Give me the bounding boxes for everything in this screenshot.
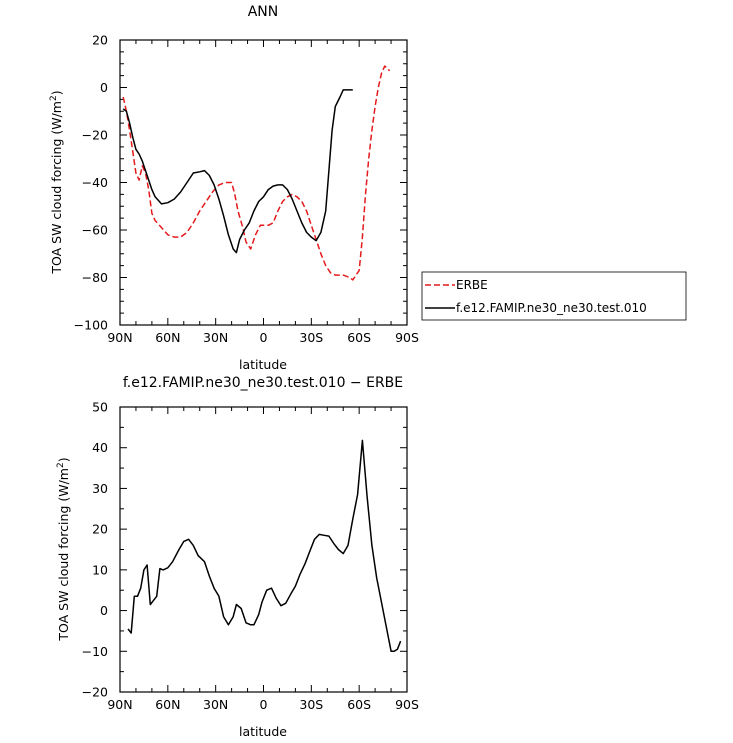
x-axis-label: latitude bbox=[239, 357, 287, 372]
y-axis-ticks: −100 −80 −60 −40 −20 0 20 bbox=[74, 33, 407, 333]
y-tick-label: 0 bbox=[100, 80, 108, 95]
series-line-difference bbox=[127, 439, 402, 653]
chart-title: f.e12.FAMIP.ne30_ne30.test.010 − ERBE bbox=[123, 375, 403, 391]
series-group bbox=[122, 65, 391, 281]
x-axis-ticks: 90N 60N 30N 0 30S 60S 90S bbox=[107, 407, 419, 712]
y-axis-label-end: ) bbox=[56, 457, 71, 462]
y-axis-label-end: ) bbox=[49, 90, 64, 95]
x-tick-label: 90S bbox=[395, 697, 419, 712]
x-tick-label: 30S bbox=[299, 330, 323, 345]
x-tick-label: 90N bbox=[107, 330, 132, 345]
y-tick-label: −60 bbox=[82, 223, 108, 238]
x-axis-label: latitude bbox=[239, 724, 287, 739]
chart-title: ANN bbox=[248, 4, 279, 20]
y-tick-label: −100 bbox=[74, 318, 108, 333]
y-tick-label: −80 bbox=[82, 270, 108, 285]
legend-box bbox=[421, 271, 687, 321]
x-tick-label: 30N bbox=[203, 697, 228, 712]
y-tick-label: −10 bbox=[82, 644, 108, 659]
y-axis-label-main: TOA SW cloud forcing (W/m bbox=[49, 101, 64, 275]
plot-frame bbox=[119, 406, 408, 693]
x-tick-label: 60S bbox=[347, 330, 371, 345]
y-tick-label: 10 bbox=[92, 562, 108, 577]
y-tick-label: −40 bbox=[82, 175, 108, 190]
y-axis-label-sup: 2 bbox=[49, 95, 59, 101]
y-tick-label: 20 bbox=[92, 522, 108, 537]
x-tick-label: 30S bbox=[299, 697, 323, 712]
y-tick-label: −20 bbox=[82, 685, 108, 700]
x-tick-label: 90S bbox=[395, 330, 419, 345]
legend-label-erbe: ERBE bbox=[456, 278, 488, 292]
x-tick-label: 0 bbox=[260, 697, 268, 712]
chart-difference: f.e12.FAMIP.ne30_ne30.test.010 − ERBE 90… bbox=[56, 375, 419, 739]
y-axis-label: TOA SW cloud forcing (W/m2) bbox=[56, 457, 71, 641]
y-tick-label: 40 bbox=[92, 440, 108, 455]
x-tick-label: 0 bbox=[260, 330, 268, 345]
series-group bbox=[127, 439, 402, 653]
series-line-erbe bbox=[122, 65, 391, 281]
chart-ann: ANN 90N 60N 30N 0 30S 60S 90S −100 −80 −60 −40 −20… bbox=[49, 4, 687, 372]
series-line-f-e12-famip-ne30-ne30-test-010 bbox=[122, 89, 353, 254]
y-tick-label: 0 bbox=[100, 603, 108, 618]
plot-frame bbox=[119, 39, 408, 326]
x-tick-label: 60N bbox=[155, 697, 180, 712]
legend-label-model: f.e12.FAMIP.ne30_ne30.test.010 bbox=[456, 301, 647, 315]
y-axis-label-main: TOA SW cloud forcing (W/m bbox=[56, 468, 71, 642]
y-tick-label: 30 bbox=[92, 481, 108, 496]
x-tick-label: 60S bbox=[347, 697, 371, 712]
y-tick-label: 50 bbox=[92, 400, 108, 415]
x-axis-ticks: 90N 60N 30N 0 30S 60S 90S bbox=[107, 40, 419, 345]
y-axis-ticks: −20 −10 0 10 20 30 40 50 bbox=[82, 400, 407, 700]
y-axis-label: TOA SW cloud forcing (W/m2) bbox=[49, 90, 64, 274]
y-tick-label: 20 bbox=[92, 33, 108, 48]
x-tick-label: 30N bbox=[203, 330, 228, 345]
x-tick-label: 60N bbox=[155, 330, 180, 345]
x-tick-label: 90N bbox=[107, 697, 132, 712]
y-axis-label-sup: 2 bbox=[56, 462, 66, 468]
legend: ERBE f.e12.FAMIP.ne30_ne30.test.010 bbox=[421, 271, 687, 321]
y-tick-label: −20 bbox=[82, 128, 108, 143]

WRITTEN INSTRUCTION
Rewrite every line of the material with "latitude" renamed to "lat" and nothing else changed, leaving out the pictures.

FULL RESPONSE
Give me the bounding boxes for everything in this screenshot.
x-axis-label: lat bbox=[239, 357, 287, 372]
y-axis-ticks: −100 −80 −60 −40 −20 0 20 bbox=[74, 33, 407, 333]
y-tick-label: 0 bbox=[100, 80, 108, 95]
series-line-difference bbox=[127, 439, 402, 653]
chart-title: f.e12.FAMIP.ne30_ne30.test.010 − ERBE bbox=[123, 375, 403, 391]
series-group bbox=[122, 65, 391, 281]
x-axis-ticks: 90N 60N 30N 0 30S 60S 90S bbox=[107, 407, 419, 712]
y-axis-label-end: ) bbox=[56, 457, 71, 462]
y-axis-label-end: ) bbox=[49, 90, 64, 95]
x-tick-label: 90S bbox=[395, 697, 419, 712]
x-tick-label: 30S bbox=[299, 330, 323, 345]
x-tick-label: 90N bbox=[107, 330, 132, 345]
y-tick-label: −60 bbox=[82, 223, 108, 238]
x-axis-label: lat bbox=[239, 724, 287, 739]
chart-title: ANN bbox=[248, 4, 279, 20]
y-tick-label: −100 bbox=[74, 318, 108, 333]
y-tick-label: −80 bbox=[82, 270, 108, 285]
legend-box bbox=[421, 271, 687, 321]
x-tick-label: 30N bbox=[203, 697, 228, 712]
y-tick-label: −10 bbox=[82, 644, 108, 659]
y-axis-label-main: TOA SW cloud forcing (W/m bbox=[49, 101, 64, 275]
plot-frame bbox=[119, 406, 408, 693]
x-tick-label: 60S bbox=[347, 330, 371, 345]
y-tick-label: 10 bbox=[92, 562, 108, 577]
y-tick-label: −40 bbox=[82, 175, 108, 190]
y-axis-label-sup: 2 bbox=[49, 95, 59, 101]
y-tick-label: 20 bbox=[92, 522, 108, 537]
x-tick-label: 30S bbox=[299, 697, 323, 712]
y-tick-label: −20 bbox=[82, 685, 108, 700]
x-tick-label: 90S bbox=[395, 330, 419, 345]
legend-label-erbe: ERBE bbox=[456, 278, 488, 292]
x-tick-label: 0 bbox=[260, 697, 268, 712]
chart-difference: f.e12.FAMIP.ne30_ne30.test.010 − ERBE 90… bbox=[56, 375, 419, 739]
y-axis-label: TOA SW cloud forcing (W/m2) bbox=[56, 457, 71, 641]
y-tick-label: 40 bbox=[92, 440, 108, 455]
x-tick-label: 0 bbox=[260, 330, 268, 345]
series-group bbox=[127, 439, 402, 653]
series-line-erbe bbox=[122, 65, 391, 281]
chart-ann: ANN 90N 60N 30N 0 30S 60S 90S −100 −80 −60 −40 −20… bbox=[49, 4, 687, 372]
series-line-f-e12-famip-ne30-ne30-test-010 bbox=[122, 89, 353, 254]
y-tick-label: 0 bbox=[100, 603, 108, 618]
plot-frame bbox=[119, 39, 408, 326]
x-tick-label: 60N bbox=[155, 697, 180, 712]
legend-label-model: f.e12.FAMIP.ne30_ne30.test.010 bbox=[456, 301, 647, 315]
y-axis-label-main: TOA SW cloud forcing (W/m bbox=[56, 468, 71, 642]
y-tick-label: 30 bbox=[92, 481, 108, 496]
x-tick-label: 60S bbox=[347, 697, 371, 712]
y-tick-label: 50 bbox=[92, 400, 108, 415]
x-axis-ticks: 90N 60N 30N 0 30S 60S 90S bbox=[107, 40, 419, 345]
y-axis-ticks: −20 −10 0 10 20 30 40 50 bbox=[82, 400, 407, 700]
y-axis-label: TOA SW cloud forcing (W/m2) bbox=[49, 90, 64, 274]
y-tick-label: 20 bbox=[92, 33, 108, 48]
x-tick-label: 30N bbox=[203, 330, 228, 345]
x-tick-label: 60N bbox=[155, 330, 180, 345]
x-tick-label: 90N bbox=[107, 697, 132, 712]
y-axis-label-sup: 2 bbox=[56, 462, 66, 468]
legend: ERBE f.e12.FAMIP.ne30_ne30.test.010 bbox=[421, 271, 687, 321]
y-tick-label: −20 bbox=[82, 128, 108, 143]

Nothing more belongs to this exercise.